### [What is being asked]
Copy the data exactly as it appears, and do not include any pictures.

### [Data for this task]
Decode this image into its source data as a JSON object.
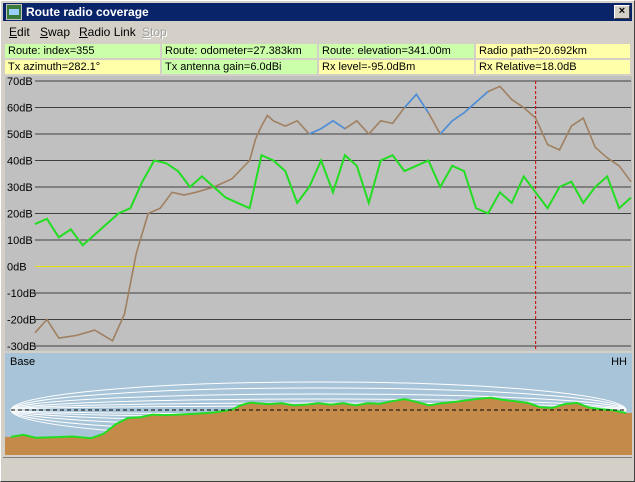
{
  "window": {
    "title": "Route radio coverage",
    "close_glyph": "×"
  },
  "menu": [
    {
      "pre": "",
      "ul": "E",
      "post": "dit",
      "disabled": false
    },
    {
      "pre": "",
      "ul": "S",
      "post": "wap",
      "disabled": false
    },
    {
      "pre": "",
      "ul": "R",
      "post": "adio Link",
      "disabled": false
    },
    {
      "pre": "",
      "ul": "S",
      "post": "top",
      "disabled": true
    }
  ],
  "info": {
    "index": "Route: index=355",
    "odometer": "Route: odometer=27.383km",
    "elevation": "Route: elevation=341.00m",
    "radio_path": "Radio path=20.692km",
    "tx_azimuth": "Tx azimuth=282.1°",
    "tx_gain": "Tx antenna gain=6.0dBi",
    "rx_level": "Rx level=-95.0dBm",
    "rx_relative": "Rx Relative=18.0dB"
  },
  "chart_data": {
    "type": "line",
    "ylim": [
      -30,
      70
    ],
    "yticks": [
      "70dB",
      "60dB",
      "50dB",
      "40dB",
      "30dB",
      "20dB",
      "10dB",
      "0dB",
      "-10dB",
      "-20dB",
      "-30dB"
    ],
    "zero_line_color": "#e8e000",
    "cursor_x": 0.84,
    "series": [
      {
        "color": "#a08060",
        "highlight_color": "#4a90e0",
        "x": [
          0,
          0.02,
          0.04,
          0.07,
          0.1,
          0.13,
          0.15,
          0.17,
          0.19,
          0.21,
          0.23,
          0.25,
          0.27,
          0.3,
          0.33,
          0.36,
          0.37,
          0.38,
          0.39,
          0.4,
          0.42,
          0.44,
          0.46,
          0.48,
          0.5,
          0.52,
          0.54,
          0.56,
          0.58,
          0.6,
          0.62,
          0.64,
          0.66,
          0.68,
          0.7,
          0.72,
          0.74,
          0.76,
          0.78,
          0.8,
          0.82,
          0.84,
          0.86,
          0.88,
          0.9,
          0.92,
          0.94,
          0.96,
          0.98,
          1.0
        ],
        "y": [
          -25,
          -20,
          -27,
          -26,
          -24,
          -28,
          -18,
          5,
          20,
          22,
          28,
          27,
          28,
          30,
          33,
          40,
          48,
          53,
          57,
          55,
          53,
          55,
          50,
          52,
          55,
          52,
          55,
          50,
          55,
          54,
          60,
          65,
          58,
          50,
          55,
          58,
          62,
          66,
          68,
          63,
          60,
          56,
          46,
          44,
          53,
          56,
          45,
          41,
          38,
          32
        ],
        "highlight_ranges": [
          [
            0.46,
            0.52
          ],
          [
            0.62,
            0.66
          ],
          [
            0.68,
            0.76
          ]
        ]
      },
      {
        "color": "#22dd22",
        "x": [
          0,
          0.02,
          0.04,
          0.06,
          0.08,
          0.1,
          0.12,
          0.14,
          0.16,
          0.18,
          0.2,
          0.22,
          0.24,
          0.26,
          0.28,
          0.3,
          0.32,
          0.34,
          0.36,
          0.38,
          0.4,
          0.42,
          0.44,
          0.46,
          0.48,
          0.5,
          0.52,
          0.54,
          0.56,
          0.58,
          0.6,
          0.62,
          0.64,
          0.66,
          0.68,
          0.7,
          0.72,
          0.74,
          0.76,
          0.78,
          0.8,
          0.82,
          0.84,
          0.86,
          0.88,
          0.9,
          0.92,
          0.94,
          0.96,
          0.98,
          1.0
        ],
        "y": [
          16,
          18,
          11,
          14,
          8,
          12,
          16,
          20,
          22,
          32,
          40,
          39,
          36,
          30,
          34,
          30,
          26,
          24,
          22,
          42,
          40,
          36,
          24,
          30,
          40,
          28,
          42,
          38,
          24,
          40,
          42,
          36,
          38,
          40,
          30,
          38,
          36,
          22,
          20,
          28,
          24,
          34,
          28,
          22,
          30,
          32,
          24,
          30,
          34,
          22,
          26
        ]
      }
    ]
  },
  "profile": {
    "left_label": "Base",
    "right_label": "HH"
  },
  "colors": {
    "info_green": "#ccffaa",
    "info_yellow": "#ffffaa",
    "chart_bg": "#c0c0c0",
    "grid": "#404040",
    "cursor": "#cc0000",
    "sky": "#a8c4d8",
    "terrain": "#c48a4a",
    "los": "#22dd22"
  }
}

### [Exercise response]
Decode this image into its source data as a JSON object.
{
  "window": {
    "title": "Route radio coverage",
    "close_glyph": "×"
  },
  "menu": [
    {
      "pre": "",
      "ul": "E",
      "post": "dit",
      "disabled": false
    },
    {
      "pre": "",
      "ul": "S",
      "post": "wap",
      "disabled": false
    },
    {
      "pre": "",
      "ul": "R",
      "post": "adio Link",
      "disabled": false
    },
    {
      "pre": "",
      "ul": "S",
      "post": "top",
      "disabled": true
    }
  ],
  "info": {
    "index": "Route: index=355",
    "odometer": "Route: odometer=27.383km",
    "elevation": "Route: elevation=341.00m",
    "radio_path": "Radio path=20.692km",
    "tx_azimuth": "Tx azimuth=282.1°",
    "tx_gain": "Tx antenna gain=6.0dBi",
    "rx_level": "Rx level=-95.0dBm",
    "rx_relative": "Rx Relative=18.0dB"
  },
  "chart_data": {
    "type": "line",
    "ylim": [
      -30,
      70
    ],
    "yticks": [
      "70dB",
      "60dB",
      "50dB",
      "40dB",
      "30dB",
      "20dB",
      "10dB",
      "0dB",
      "-10dB",
      "-20dB",
      "-30dB"
    ],
    "zero_line_color": "#e8e000",
    "cursor_x": 0.84,
    "series": [
      {
        "color": "#a08060",
        "highlight_color": "#4a90e0",
        "x": [
          0,
          0.02,
          0.04,
          0.07,
          0.1,
          0.13,
          0.15,
          0.17,
          0.19,
          0.21,
          0.23,
          0.25,
          0.27,
          0.3,
          0.33,
          0.36,
          0.37,
          0.38,
          0.39,
          0.4,
          0.42,
          0.44,
          0.46,
          0.48,
          0.5,
          0.52,
          0.54,
          0.56,
          0.58,
          0.6,
          0.62,
          0.64,
          0.66,
          0.68,
          0.7,
          0.72,
          0.74,
          0.76,
          0.78,
          0.8,
          0.82,
          0.84,
          0.86,
          0.88,
          0.9,
          0.92,
          0.94,
          0.96,
          0.98,
          1.0
        ],
        "y": [
          -25,
          -20,
          -27,
          -26,
          -24,
          -28,
          -18,
          5,
          20,
          22,
          28,
          27,
          28,
          30,
          33,
          40,
          48,
          53,
          57,
          55,
          53,
          55,
          50,
          52,
          55,
          52,
          55,
          50,
          55,
          54,
          60,
          65,
          58,
          50,
          55,
          58,
          62,
          66,
          68,
          63,
          60,
          56,
          46,
          44,
          53,
          56,
          45,
          41,
          38,
          32
        ],
        "highlight_ranges": [
          [
            0.46,
            0.52
          ],
          [
            0.62,
            0.66
          ],
          [
            0.68,
            0.76
          ]
        ]
      },
      {
        "color": "#22dd22",
        "x": [
          0,
          0.02,
          0.04,
          0.06,
          0.08,
          0.1,
          0.12,
          0.14,
          0.16,
          0.18,
          0.2,
          0.22,
          0.24,
          0.26,
          0.28,
          0.3,
          0.32,
          0.34,
          0.36,
          0.38,
          0.4,
          0.42,
          0.44,
          0.46,
          0.48,
          0.5,
          0.52,
          0.54,
          0.56,
          0.58,
          0.6,
          0.62,
          0.64,
          0.66,
          0.68,
          0.7,
          0.72,
          0.74,
          0.76,
          0.78,
          0.8,
          0.82,
          0.84,
          0.86,
          0.88,
          0.9,
          0.92,
          0.94,
          0.96,
          0.98,
          1.0
        ],
        "y": [
          16,
          18,
          11,
          14,
          8,
          12,
          16,
          20,
          22,
          32,
          40,
          39,
          36,
          30,
          34,
          30,
          26,
          24,
          22,
          42,
          40,
          36,
          24,
          30,
          40,
          28,
          42,
          38,
          24,
          40,
          42,
          36,
          38,
          40,
          30,
          38,
          36,
          22,
          20,
          28,
          24,
          34,
          28,
          22,
          30,
          32,
          24,
          30,
          34,
          22,
          26
        ]
      }
    ]
  },
  "profile": {
    "left_label": "Base",
    "right_label": "HH"
  },
  "colors": {
    "info_green": "#ccffaa",
    "info_yellow": "#ffffaa",
    "chart_bg": "#c0c0c0",
    "grid": "#404040",
    "cursor": "#cc0000",
    "sky": "#a8c4d8",
    "terrain": "#c48a4a",
    "los": "#22dd22"
  }
}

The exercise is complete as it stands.